### Set problem
How many of the lines below include "name"? Give the number and no other words.

### Dataset rows about figures
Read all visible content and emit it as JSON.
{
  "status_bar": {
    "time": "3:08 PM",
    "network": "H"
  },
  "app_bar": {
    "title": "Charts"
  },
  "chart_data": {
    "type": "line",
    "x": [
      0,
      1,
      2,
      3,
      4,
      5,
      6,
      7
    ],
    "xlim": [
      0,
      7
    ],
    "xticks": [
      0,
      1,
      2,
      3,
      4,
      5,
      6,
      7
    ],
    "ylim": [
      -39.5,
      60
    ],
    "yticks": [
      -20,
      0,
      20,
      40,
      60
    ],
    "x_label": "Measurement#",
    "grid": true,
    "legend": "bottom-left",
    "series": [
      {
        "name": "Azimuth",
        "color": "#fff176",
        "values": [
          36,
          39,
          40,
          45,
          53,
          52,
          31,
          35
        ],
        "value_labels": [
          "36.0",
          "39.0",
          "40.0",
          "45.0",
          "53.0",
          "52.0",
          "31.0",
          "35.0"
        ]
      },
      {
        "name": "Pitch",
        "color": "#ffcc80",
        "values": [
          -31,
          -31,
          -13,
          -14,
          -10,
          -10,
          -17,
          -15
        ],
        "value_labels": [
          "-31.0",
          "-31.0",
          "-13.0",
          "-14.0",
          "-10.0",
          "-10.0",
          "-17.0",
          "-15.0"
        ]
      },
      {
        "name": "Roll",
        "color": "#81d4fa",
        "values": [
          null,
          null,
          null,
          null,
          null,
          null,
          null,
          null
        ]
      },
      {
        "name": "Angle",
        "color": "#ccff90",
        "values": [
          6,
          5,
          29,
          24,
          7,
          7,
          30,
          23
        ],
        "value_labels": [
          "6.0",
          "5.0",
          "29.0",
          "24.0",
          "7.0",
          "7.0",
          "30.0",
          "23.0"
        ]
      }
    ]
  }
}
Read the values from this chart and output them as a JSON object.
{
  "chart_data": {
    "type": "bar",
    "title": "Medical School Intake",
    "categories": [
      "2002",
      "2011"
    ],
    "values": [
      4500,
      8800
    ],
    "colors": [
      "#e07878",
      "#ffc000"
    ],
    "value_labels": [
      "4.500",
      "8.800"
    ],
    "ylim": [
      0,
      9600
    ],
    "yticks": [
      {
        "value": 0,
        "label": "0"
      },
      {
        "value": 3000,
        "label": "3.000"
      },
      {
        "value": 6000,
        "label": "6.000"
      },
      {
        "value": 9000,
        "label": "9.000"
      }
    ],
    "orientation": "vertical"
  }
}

### Result
4